§ Written instruction
From the records below, copy every line that contains the word "xlabel".

§ Stored data entries
◇ ◇ ◇
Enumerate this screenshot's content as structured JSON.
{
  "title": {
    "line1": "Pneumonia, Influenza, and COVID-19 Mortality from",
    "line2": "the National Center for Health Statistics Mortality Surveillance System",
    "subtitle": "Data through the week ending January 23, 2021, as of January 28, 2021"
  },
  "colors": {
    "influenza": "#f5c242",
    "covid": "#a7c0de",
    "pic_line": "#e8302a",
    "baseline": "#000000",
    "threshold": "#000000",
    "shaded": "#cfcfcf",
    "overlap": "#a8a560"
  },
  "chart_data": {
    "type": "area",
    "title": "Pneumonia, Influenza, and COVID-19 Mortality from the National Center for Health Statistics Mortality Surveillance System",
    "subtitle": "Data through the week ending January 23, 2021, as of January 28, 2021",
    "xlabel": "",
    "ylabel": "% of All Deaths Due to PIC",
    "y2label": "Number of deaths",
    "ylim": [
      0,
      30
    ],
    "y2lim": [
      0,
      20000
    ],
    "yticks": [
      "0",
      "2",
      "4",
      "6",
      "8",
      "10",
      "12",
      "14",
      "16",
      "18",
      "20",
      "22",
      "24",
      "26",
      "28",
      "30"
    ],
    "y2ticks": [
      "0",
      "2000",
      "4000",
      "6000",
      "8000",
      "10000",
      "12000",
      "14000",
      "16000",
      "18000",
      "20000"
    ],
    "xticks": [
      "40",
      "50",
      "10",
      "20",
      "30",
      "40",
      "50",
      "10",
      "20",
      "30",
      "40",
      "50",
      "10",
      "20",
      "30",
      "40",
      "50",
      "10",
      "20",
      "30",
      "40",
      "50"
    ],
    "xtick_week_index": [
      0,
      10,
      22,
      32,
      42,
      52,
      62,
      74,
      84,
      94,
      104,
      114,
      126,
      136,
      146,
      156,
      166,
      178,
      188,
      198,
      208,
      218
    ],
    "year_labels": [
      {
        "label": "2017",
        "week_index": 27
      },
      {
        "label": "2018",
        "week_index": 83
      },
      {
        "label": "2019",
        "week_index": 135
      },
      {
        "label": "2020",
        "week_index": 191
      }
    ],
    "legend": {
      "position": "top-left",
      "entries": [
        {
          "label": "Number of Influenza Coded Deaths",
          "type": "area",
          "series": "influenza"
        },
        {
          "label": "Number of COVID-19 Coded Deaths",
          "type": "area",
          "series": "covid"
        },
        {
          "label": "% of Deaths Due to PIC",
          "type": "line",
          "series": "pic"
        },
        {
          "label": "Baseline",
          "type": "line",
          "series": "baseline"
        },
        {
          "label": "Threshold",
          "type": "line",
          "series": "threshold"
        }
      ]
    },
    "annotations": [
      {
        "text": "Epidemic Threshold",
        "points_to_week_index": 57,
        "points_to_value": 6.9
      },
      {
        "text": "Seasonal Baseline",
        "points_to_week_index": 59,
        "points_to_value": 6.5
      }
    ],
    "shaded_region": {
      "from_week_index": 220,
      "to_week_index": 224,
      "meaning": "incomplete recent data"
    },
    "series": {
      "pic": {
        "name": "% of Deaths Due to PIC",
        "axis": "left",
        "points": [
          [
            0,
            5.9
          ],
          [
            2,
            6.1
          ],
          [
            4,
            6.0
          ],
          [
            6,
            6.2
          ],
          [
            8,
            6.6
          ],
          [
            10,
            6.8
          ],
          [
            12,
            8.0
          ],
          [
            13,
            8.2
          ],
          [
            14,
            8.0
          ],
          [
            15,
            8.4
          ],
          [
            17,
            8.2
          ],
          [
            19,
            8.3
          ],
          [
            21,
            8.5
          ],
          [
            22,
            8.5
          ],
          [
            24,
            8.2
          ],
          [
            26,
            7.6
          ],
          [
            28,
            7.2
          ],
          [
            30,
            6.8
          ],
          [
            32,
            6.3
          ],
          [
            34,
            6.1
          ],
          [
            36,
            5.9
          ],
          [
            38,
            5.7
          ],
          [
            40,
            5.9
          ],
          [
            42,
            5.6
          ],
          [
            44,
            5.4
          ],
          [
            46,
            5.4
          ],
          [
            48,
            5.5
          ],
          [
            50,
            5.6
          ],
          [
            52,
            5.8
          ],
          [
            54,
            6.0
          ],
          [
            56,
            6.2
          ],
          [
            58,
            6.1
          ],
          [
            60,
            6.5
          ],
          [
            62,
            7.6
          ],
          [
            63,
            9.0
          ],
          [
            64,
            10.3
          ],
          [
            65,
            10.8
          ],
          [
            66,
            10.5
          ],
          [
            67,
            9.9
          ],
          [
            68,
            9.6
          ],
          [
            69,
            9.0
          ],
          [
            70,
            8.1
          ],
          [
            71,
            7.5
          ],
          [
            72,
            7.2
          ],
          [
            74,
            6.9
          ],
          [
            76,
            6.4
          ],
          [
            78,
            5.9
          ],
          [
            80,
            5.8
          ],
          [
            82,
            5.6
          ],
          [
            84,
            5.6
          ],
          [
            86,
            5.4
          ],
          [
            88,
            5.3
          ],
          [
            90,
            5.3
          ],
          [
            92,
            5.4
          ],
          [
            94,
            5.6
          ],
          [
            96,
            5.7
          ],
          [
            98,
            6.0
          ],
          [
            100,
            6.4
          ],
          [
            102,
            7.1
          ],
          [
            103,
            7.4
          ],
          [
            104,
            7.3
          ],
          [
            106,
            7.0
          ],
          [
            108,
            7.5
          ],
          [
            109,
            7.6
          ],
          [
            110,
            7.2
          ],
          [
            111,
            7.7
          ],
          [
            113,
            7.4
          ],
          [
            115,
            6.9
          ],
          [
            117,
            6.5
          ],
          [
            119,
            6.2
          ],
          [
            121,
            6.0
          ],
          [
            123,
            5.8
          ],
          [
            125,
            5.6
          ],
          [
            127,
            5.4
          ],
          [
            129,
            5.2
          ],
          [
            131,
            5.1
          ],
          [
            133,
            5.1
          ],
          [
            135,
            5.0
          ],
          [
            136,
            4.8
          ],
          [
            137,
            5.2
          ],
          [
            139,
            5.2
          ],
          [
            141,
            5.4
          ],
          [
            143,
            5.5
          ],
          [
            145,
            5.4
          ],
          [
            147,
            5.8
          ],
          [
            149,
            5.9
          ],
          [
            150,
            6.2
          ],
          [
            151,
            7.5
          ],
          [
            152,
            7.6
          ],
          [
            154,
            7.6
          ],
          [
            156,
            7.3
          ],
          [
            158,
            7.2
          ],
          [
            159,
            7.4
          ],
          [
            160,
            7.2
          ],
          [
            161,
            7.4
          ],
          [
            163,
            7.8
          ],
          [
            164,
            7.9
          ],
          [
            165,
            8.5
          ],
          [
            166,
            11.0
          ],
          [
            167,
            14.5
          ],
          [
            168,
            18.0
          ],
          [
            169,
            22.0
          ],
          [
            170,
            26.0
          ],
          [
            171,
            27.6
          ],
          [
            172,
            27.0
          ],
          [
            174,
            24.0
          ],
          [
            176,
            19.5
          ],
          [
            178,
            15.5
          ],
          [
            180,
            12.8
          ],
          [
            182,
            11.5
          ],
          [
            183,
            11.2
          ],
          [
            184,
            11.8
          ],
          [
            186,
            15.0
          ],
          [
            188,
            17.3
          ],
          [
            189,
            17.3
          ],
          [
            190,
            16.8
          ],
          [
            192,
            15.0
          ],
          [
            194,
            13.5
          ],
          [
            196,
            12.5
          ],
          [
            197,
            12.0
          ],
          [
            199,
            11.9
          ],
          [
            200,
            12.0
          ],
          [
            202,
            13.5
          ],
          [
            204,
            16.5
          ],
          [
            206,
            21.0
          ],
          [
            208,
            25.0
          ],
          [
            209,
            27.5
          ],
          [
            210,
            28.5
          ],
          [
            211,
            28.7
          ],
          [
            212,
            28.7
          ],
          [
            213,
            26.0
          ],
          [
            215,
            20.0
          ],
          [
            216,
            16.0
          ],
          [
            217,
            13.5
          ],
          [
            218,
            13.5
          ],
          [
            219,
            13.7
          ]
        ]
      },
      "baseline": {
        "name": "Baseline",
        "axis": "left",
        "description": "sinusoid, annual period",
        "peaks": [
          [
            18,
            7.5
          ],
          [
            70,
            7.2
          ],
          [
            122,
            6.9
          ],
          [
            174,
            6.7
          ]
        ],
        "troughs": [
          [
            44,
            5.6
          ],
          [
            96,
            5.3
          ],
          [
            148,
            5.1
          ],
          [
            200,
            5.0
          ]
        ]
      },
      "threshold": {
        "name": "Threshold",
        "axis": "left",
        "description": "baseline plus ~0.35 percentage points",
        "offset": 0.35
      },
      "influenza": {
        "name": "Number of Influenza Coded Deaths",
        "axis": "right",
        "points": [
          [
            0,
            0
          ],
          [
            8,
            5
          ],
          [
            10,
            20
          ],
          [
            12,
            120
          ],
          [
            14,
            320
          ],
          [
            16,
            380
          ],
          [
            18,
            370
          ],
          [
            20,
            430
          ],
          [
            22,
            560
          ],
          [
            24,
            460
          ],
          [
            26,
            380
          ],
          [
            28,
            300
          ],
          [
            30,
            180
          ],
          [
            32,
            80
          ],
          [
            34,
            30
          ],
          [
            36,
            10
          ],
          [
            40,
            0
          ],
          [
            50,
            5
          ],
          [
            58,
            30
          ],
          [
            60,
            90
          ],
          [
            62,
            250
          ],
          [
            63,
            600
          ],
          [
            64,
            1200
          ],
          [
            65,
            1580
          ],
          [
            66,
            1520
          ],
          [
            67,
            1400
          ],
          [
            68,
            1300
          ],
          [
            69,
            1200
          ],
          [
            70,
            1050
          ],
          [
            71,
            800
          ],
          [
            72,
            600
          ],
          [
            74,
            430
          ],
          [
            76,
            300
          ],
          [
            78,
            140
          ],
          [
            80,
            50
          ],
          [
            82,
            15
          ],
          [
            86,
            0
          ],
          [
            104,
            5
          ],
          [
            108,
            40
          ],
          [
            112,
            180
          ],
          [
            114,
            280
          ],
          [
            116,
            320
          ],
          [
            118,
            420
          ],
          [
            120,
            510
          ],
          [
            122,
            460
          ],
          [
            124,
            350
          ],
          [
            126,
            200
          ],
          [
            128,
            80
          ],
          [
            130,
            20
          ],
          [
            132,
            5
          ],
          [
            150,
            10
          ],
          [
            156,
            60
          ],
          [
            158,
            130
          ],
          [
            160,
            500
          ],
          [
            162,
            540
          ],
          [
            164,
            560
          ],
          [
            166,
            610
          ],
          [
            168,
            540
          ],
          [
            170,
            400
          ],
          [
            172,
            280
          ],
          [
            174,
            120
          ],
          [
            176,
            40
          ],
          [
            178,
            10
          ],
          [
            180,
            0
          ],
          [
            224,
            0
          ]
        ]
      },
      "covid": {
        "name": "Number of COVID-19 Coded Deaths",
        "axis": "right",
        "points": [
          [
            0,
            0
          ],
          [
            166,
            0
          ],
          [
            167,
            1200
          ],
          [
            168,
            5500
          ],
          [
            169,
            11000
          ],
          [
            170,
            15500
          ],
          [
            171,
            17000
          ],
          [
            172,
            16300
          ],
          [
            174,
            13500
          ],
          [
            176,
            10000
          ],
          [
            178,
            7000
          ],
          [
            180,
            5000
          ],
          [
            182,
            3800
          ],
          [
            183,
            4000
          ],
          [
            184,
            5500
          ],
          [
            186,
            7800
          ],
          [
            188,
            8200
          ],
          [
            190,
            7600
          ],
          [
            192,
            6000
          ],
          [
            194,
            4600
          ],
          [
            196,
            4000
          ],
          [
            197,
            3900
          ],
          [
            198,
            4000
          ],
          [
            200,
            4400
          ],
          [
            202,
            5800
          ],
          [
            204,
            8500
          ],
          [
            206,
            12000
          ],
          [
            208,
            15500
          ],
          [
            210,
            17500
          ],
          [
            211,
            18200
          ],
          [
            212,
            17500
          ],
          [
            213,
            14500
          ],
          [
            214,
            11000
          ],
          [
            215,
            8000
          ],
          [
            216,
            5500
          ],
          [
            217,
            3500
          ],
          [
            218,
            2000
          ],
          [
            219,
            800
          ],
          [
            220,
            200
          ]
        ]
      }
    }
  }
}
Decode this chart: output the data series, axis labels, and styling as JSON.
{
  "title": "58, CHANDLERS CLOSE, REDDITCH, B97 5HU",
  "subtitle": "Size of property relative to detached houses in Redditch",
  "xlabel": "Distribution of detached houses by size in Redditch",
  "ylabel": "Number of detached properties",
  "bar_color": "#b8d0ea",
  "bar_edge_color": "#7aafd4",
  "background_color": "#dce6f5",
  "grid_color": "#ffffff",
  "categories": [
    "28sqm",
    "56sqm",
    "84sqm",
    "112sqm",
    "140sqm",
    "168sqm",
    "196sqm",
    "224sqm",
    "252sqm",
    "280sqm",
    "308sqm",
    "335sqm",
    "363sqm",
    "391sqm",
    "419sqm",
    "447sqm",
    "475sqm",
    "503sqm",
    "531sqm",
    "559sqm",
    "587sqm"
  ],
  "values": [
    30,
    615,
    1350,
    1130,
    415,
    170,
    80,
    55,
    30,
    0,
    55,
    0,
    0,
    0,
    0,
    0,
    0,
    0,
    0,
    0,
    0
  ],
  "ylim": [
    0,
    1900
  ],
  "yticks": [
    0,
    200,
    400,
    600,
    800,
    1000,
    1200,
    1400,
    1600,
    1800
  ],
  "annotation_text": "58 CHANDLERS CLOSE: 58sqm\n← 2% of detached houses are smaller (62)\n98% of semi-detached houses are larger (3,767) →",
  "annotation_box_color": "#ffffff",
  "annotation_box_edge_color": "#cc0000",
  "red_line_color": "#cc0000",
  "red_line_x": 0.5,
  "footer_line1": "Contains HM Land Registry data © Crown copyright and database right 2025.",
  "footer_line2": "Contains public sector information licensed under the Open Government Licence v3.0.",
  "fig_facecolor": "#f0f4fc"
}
◇ ◇ ◇
§ Task solution
    "xlabel": "",
  "xlabel": "Distribution of detached houses by size in Redditch",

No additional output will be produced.